**** Text ****

It's a brand new (free) program coded by DonationCoder member Carl Danley (CodeByter) and released today.

It includes some unique features like duplicate removal, the ability to specify multiple match and reject patterns, and the ability to save and load profiles, that make it ideal for doing repeated things like extracting emails or urls from text files.

Motivation for the program

When we send out the DonationCoder mailing list, a certain number of the newsletter emails bounce back each month as undeliverable.  I use phplist to manage the web mailing list but lately what I've been doing is exporting these bounced emails from my email program and running an email extraction utility on the exported email to get a list of email addresses from these emails, and then feeding them into a script that turns off email notification for those users on the forum whose emails can be found.

In the past i've been using a now-discontinued utility designed specifically to extract emails.  But it's less than ideal.  It's a big clunky, it sometimes finds things that aren't emails, and sometimes misses real emails.  It also has a bad user interface and doesn't remove duplicates.  After i would run this utility i would bring the output file into a text editor, sort and remove duplicates, and then go through and remove certain emails, like those that are really donationcoder.com addresses and a a few known fake email address patterns that seem to show up regularly.

**** Data excerpts ****

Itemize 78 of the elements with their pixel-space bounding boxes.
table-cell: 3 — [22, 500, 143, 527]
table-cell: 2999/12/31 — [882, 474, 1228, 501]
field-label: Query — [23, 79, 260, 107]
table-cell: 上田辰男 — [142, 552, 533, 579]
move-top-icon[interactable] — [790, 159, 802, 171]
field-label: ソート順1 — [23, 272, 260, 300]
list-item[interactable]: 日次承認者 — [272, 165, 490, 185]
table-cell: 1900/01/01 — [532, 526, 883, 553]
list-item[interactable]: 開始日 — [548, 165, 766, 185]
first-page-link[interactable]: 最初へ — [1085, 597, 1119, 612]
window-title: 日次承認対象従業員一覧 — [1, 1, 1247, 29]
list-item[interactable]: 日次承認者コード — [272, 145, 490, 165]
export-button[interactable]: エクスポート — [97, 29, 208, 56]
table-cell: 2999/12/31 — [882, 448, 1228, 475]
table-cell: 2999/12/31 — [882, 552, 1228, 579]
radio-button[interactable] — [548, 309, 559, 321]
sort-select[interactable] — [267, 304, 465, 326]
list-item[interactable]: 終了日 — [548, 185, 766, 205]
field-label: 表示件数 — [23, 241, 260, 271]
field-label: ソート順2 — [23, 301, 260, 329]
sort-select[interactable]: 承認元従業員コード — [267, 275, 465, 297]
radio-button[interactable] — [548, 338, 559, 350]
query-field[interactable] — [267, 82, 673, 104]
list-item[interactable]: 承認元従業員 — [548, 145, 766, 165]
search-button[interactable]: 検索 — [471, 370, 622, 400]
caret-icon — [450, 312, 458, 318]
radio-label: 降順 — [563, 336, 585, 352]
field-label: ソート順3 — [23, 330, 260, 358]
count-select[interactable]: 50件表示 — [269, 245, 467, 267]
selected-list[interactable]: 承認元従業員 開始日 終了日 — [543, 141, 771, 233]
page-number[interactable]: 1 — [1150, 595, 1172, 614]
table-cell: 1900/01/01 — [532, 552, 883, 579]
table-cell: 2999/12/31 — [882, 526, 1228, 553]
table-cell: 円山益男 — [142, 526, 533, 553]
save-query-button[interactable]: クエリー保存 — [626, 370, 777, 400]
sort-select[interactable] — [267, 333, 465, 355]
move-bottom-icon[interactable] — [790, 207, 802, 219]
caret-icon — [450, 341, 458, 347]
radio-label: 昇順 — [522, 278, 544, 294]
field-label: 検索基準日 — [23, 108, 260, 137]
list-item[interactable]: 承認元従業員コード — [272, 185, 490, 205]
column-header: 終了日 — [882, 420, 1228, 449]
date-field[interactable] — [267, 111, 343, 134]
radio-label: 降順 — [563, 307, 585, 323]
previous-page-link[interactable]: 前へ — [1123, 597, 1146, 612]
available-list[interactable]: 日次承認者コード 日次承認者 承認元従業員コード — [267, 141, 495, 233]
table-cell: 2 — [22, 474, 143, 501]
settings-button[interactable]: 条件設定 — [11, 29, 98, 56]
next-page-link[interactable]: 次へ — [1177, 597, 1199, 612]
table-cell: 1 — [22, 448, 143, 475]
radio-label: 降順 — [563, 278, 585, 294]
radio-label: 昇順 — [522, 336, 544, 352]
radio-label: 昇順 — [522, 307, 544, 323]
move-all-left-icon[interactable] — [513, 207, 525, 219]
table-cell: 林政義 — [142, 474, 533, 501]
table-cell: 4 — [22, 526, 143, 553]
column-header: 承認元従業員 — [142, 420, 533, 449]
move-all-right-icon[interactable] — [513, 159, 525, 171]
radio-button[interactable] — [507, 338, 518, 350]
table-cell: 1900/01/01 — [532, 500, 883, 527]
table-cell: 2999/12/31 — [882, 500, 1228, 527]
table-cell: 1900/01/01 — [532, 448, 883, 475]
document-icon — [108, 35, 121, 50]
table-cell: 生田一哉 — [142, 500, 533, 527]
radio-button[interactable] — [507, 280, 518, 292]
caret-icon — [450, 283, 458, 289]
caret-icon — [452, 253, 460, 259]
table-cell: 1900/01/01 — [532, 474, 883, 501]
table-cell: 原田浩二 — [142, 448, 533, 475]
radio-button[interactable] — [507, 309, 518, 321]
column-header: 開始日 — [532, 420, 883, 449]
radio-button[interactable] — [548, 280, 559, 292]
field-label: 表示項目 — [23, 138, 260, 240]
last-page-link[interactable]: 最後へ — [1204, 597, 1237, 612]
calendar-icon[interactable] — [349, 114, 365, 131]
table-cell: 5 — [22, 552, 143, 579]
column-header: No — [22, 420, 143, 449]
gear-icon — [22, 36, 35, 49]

****

■ Parts of the exercise:
(a) Answer these questions about the announcement of the email extraction program:
(i) Who coded the new program?
(ii) What tool does the writer use to manage the web mailing list?
(iii) Which two kinds of addresses did the writer remove by hand after running the old utility?
(b) From the announcement of the email extraction program, extract the passage that begins at the words "It's a brand" and ends after "can be found.".
(c) Continue the announcement of the email extraction program, starting after its last sentence.
These entries come from a separate source.

■ Answers to this exercise:
(a)
(i) DonationCoder member Carl Danley (CodeByter)
(ii) phplist
(iii) Addresses that are really donationcoder.com addresses, and a few known fake email address patterns that show up regularly

(b)
It's a brand new (free) program coded by DonationCoder member Carl Danley (CodeByter) and released today.

It includes some unique features like duplicate removal, the ability to specify multiple match and reject patterns, and the ability to save and load profiles, that make it ideal for doing repeated things like extracting emails or urls from text files.

Motivation for the program

When we send out the DonationCoder mailing list, a certain number of the newsletter emails bounce back each month as undeliverable.  I use phplist to manage the web mailing list but lately what I've been doing is exporting these bounced emails from my email program and running an email extraction utility on the exported email to get a list of email addresses from these emails, and then feeding them into a script that turns off email notification for those users on the forum whose emails can be found.

(c)
SO that's why I have been wanting for a while a little utility that is better at extracting emails and doing some of the things automatically that i have been doing manually.  Of course I could have written a little perl or python script for it, but i am a big fan of custom gui tools for such things.

LineByter is the program that emerged from my discussions with Carl about this idea.  It's actually a much more general purpose program that can extract and reject all kinds of regular expression patterns, BUT it's also designed to be really easy to use and is focused specifically enough on the general workflow that i described above so that it's a real joy to use for this kind of stuff.


Features

Some key features of the program:
  • You can drag and drop as many files to scan as you want.
  • Nice progress bar so you can see how much more time it's going to take.
  • Supports preset library of regular expressions so you can easily just select common patterns and add your own presets -- this is super important for letting you quickly reuse patterns and makes it suitable even for those who don't understand regular expression syntax.
  • Lets you specify a list of multiple patterns that are being searched for and how to extract the data you want from these patterns.
  • Lets you specify a list of additional patterns which should be rejected even if they match the first list (ideal if you want to find and extract all email patterns except those with certain properties).
  • Shows a nice complete report of why each pattern was found and/or rejected.
  • Automatically removes duplicates.
  • Produces a final list of results in text form that can be copied to clipboard or saved to file.
  • Can save and load profiles so you can reuse configuration settings for common jobs you perform.